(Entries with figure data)
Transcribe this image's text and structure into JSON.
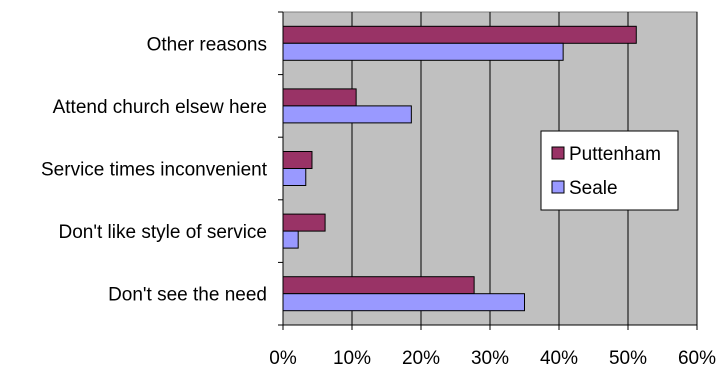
{
  "chart_data": {
    "type": "bar",
    "orientation": "horizontal",
    "categories": [
      "Other reasons",
      "Attend church elsew here",
      "Service times inconvenient",
      "Don't like style of service",
      "Don't see the need"
    ],
    "series": [
      {
        "name": "Puttenham",
        "color": "#993366",
        "values": [
          51.2,
          10.6,
          4.2,
          6.1,
          27.7
        ]
      },
      {
        "name": "Seale",
        "color": "#9999FF",
        "values": [
          40.6,
          18.6,
          3.3,
          2.2,
          35.0
        ]
      }
    ],
    "xticks": [
      "0%",
      "10%",
      "20%",
      "30%",
      "40%",
      "50%",
      "60%"
    ],
    "xlim": [
      0,
      60
    ],
    "grid": "vertical",
    "plot_background": "#C0C0C0",
    "legend_position": "right"
  }
}
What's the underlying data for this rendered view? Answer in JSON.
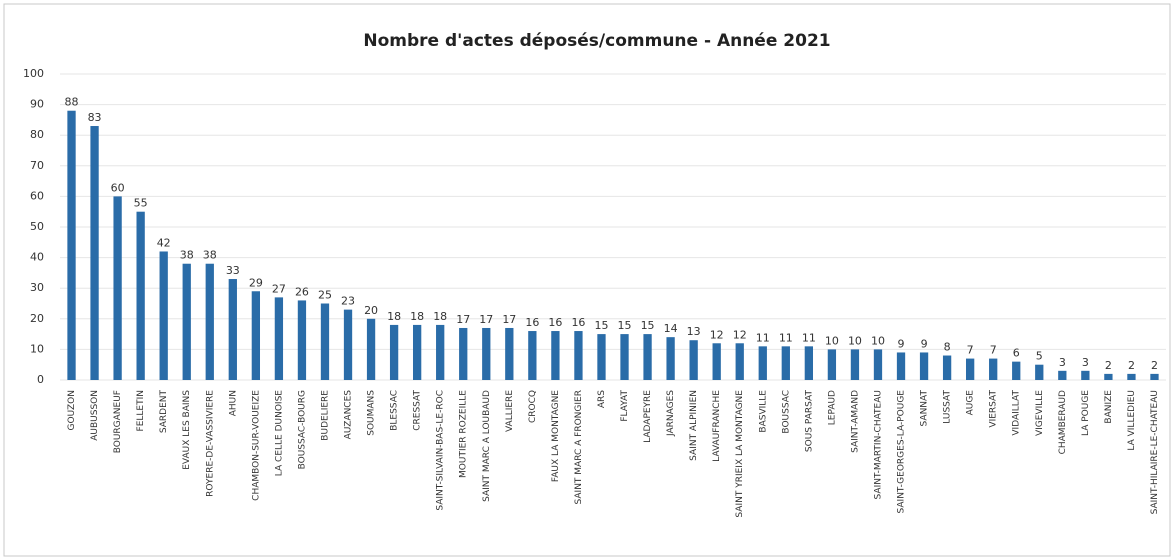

What is expected = Reproduce the full listing faithfully, but do not carry over any pictures.

Reply to the exercise =
Transcribe this image's text and structure into JSON.
{
  "chart_data": {
    "type": "bar",
    "orientation": "horizontal",
    "categories": [
      "Other reasons",
      "Attend church elsew here",
      "Service times inconvenient",
      "Don't like style of service",
      "Don't see the need"
    ],
    "series": [
      {
        "name": "Puttenham",
        "color": "#993366",
        "values": [
          51.2,
          10.6,
          4.2,
          6.1,
          27.7
        ]
      },
      {
        "name": "Seale",
        "color": "#9999FF",
        "values": [
          40.6,
          18.6,
          3.3,
          2.2,
          35.0
        ]
      }
    ],
    "xticks": [
      "0%",
      "10%",
      "20%",
      "30%",
      "40%",
      "50%",
      "60%"
    ],
    "xlim": [
      0,
      60
    ],
    "grid": "vertical",
    "plot_background": "#C0C0C0",
    "legend_position": "right"
  }
}
What's the underlying data for this rendered view? Answer in JSON.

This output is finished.